[Start of Information shown]
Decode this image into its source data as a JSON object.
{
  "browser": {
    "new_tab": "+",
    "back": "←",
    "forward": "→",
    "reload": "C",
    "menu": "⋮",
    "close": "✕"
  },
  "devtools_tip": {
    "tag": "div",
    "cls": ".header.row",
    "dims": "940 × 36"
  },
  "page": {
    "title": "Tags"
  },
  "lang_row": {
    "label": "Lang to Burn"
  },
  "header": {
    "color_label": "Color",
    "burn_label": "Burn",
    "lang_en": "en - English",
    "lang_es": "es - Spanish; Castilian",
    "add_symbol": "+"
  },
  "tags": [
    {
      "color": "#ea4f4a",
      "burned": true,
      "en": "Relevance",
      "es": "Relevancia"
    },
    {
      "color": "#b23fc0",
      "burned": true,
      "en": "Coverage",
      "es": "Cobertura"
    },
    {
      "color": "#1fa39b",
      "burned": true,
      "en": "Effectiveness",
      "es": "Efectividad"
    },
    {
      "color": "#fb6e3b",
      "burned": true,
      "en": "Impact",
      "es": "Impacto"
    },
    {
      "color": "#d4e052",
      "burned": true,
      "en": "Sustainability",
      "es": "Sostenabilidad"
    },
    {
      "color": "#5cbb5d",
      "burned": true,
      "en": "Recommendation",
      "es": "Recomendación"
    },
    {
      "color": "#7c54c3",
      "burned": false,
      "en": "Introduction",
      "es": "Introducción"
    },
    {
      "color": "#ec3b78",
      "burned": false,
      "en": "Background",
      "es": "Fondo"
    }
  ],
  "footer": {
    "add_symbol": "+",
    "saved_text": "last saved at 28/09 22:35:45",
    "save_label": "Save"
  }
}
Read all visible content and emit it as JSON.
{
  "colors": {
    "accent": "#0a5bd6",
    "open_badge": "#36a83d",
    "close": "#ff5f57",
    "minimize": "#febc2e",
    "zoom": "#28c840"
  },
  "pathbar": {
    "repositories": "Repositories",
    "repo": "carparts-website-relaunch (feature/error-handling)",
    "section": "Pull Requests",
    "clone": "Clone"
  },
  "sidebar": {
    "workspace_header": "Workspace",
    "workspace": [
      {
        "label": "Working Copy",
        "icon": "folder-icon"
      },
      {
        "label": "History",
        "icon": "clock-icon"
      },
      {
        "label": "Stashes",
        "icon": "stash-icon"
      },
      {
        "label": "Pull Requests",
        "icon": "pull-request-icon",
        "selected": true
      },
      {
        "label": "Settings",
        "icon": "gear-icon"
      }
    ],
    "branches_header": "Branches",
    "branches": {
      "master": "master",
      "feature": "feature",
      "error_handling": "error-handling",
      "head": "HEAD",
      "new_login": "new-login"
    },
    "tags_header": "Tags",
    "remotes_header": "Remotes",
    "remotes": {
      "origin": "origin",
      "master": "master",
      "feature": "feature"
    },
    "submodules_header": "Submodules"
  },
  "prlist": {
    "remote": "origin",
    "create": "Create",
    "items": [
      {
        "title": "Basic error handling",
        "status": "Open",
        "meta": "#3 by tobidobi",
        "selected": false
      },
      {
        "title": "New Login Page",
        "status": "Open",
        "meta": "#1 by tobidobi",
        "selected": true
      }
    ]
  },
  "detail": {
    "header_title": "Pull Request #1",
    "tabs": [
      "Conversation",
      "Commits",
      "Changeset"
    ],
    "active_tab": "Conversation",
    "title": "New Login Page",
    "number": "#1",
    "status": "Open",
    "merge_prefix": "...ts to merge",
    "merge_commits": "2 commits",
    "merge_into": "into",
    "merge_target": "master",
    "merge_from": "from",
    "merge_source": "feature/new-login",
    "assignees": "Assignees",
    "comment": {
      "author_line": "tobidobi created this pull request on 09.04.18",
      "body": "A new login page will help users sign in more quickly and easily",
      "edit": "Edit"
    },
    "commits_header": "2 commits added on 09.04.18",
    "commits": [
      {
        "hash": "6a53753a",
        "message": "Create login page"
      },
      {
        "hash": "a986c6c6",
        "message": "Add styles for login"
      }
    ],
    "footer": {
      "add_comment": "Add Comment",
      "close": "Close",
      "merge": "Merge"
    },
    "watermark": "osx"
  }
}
[End of Information shown]
- Exercise details: Give all the entries again exactly; leave none out.

- The solution:
Decode this image into its source data as a JSON object.
{
  "browser": {
    "new_tab": "+",
    "back": "←",
    "forward": "→",
    "reload": "C",
    "menu": "⋮",
    "close": "✕"
  },
  "devtools_tip": {
    "tag": "div",
    "cls": ".header.row",
    "dims": "940 × 36"
  },
  "page": {
    "title": "Tags"
  },
  "lang_row": {
    "label": "Lang to Burn"
  },
  "header": {
    "color_label": "Color",
    "burn_label": "Burn",
    "lang_en": "en - English",
    "lang_es": "es - Spanish; Castilian",
    "add_symbol": "+"
  },
  "tags": [
    {
      "color": "#ea4f4a",
      "burned": true,
      "en": "Relevance",
      "es": "Relevancia"
    },
    {
      "color": "#b23fc0",
      "burned": true,
      "en": "Coverage",
      "es": "Cobertura"
    },
    {
      "color": "#1fa39b",
      "burned": true,
      "en": "Effectiveness",
      "es": "Efectividad"
    },
    {
      "color": "#fb6e3b",
      "burned": true,
      "en": "Impact",
      "es": "Impacto"
    },
    {
      "color": "#d4e052",
      "burned": true,
      "en": "Sustainability",
      "es": "Sostenabilidad"
    },
    {
      "color": "#5cbb5d",
      "burned": true,
      "en": "Recommendation",
      "es": "Recomendación"
    },
    {
      "color": "#7c54c3",
      "burned": false,
      "en": "Introduction",
      "es": "Introducción"
    },
    {
      "color": "#ec3b78",
      "burned": false,
      "en": "Background",
      "es": "Fondo"
    }
  ],
  "footer": {
    "add_symbol": "+",
    "saved_text": "last saved at 28/09 22:35:45",
    "save_label": "Save"
  }
}
Read all visible content and emit it as JSON.
{
  "colors": {
    "accent": "#0a5bd6",
    "open_badge": "#36a83d",
    "close": "#ff5f57",
    "minimize": "#febc2e",
    "zoom": "#28c840"
  },
  "pathbar": {
    "repositories": "Repositories",
    "repo": "carparts-website-relaunch (feature/error-handling)",
    "section": "Pull Requests",
    "clone": "Clone"
  },
  "sidebar": {
    "workspace_header": "Workspace",
    "workspace": [
      {
        "label": "Working Copy",
        "icon": "folder-icon"
      },
      {
        "label": "History",
        "icon": "clock-icon"
      },
      {
        "label": "Stashes",
        "icon": "stash-icon"
      },
      {
        "label": "Pull Requests",
        "icon": "pull-request-icon",
        "selected": true
      },
      {
        "label": "Settings",
        "icon": "gear-icon"
      }
    ],
    "branches_header": "Branches",
    "branches": {
      "master": "master",
      "feature": "feature",
      "error_handling": "error-handling",
      "head": "HEAD",
      "new_login": "new-login"
    },
    "tags_header": "Tags",
    "remotes_header": "Remotes",
    "remotes": {
      "origin": "origin",
      "master": "master",
      "feature": "feature"
    },
    "submodules_header": "Submodules"
  },
  "prlist": {
    "remote": "origin",
    "create": "Create",
    "items": [
      {
        "title": "Basic error handling",
        "status": "Open",
        "meta": "#3 by tobidobi",
        "selected": false
      },
      {
        "title": "New Login Page",
        "status": "Open",
        "meta": "#1 by tobidobi",
        "selected": true
      }
    ]
  },
  "detail": {
    "header_title": "Pull Request #1",
    "tabs": [
      "Conversation",
      "Commits",
      "Changeset"
    ],
    "active_tab": "Conversation",
    "title": "New Login Page",
    "number": "#1",
    "status": "Open",
    "merge_prefix": "...ts to merge",
    "merge_commits": "2 commits",
    "merge_into": "into",
    "merge_target": "master",
    "merge_from": "from",
    "merge_source": "feature/new-login",
    "assignees": "Assignees",
    "comment": {
      "author_line": "tobidobi created this pull request on 09.04.18",
      "body": "A new login page will help users sign in more quickly and easily",
      "edit": "Edit"
    },
    "commits_header": "2 commits added on 09.04.18",
    "commits": [
      {
        "hash": "6a53753a",
        "message": "Create login page"
      },
      {
        "hash": "a986c6c6",
        "message": "Add styles for login"
      }
    ],
    "footer": {
      "add_comment": "Add Comment",
      "close": "Close",
      "merge": "Merge"
    },
    "watermark": "osx"
  }
}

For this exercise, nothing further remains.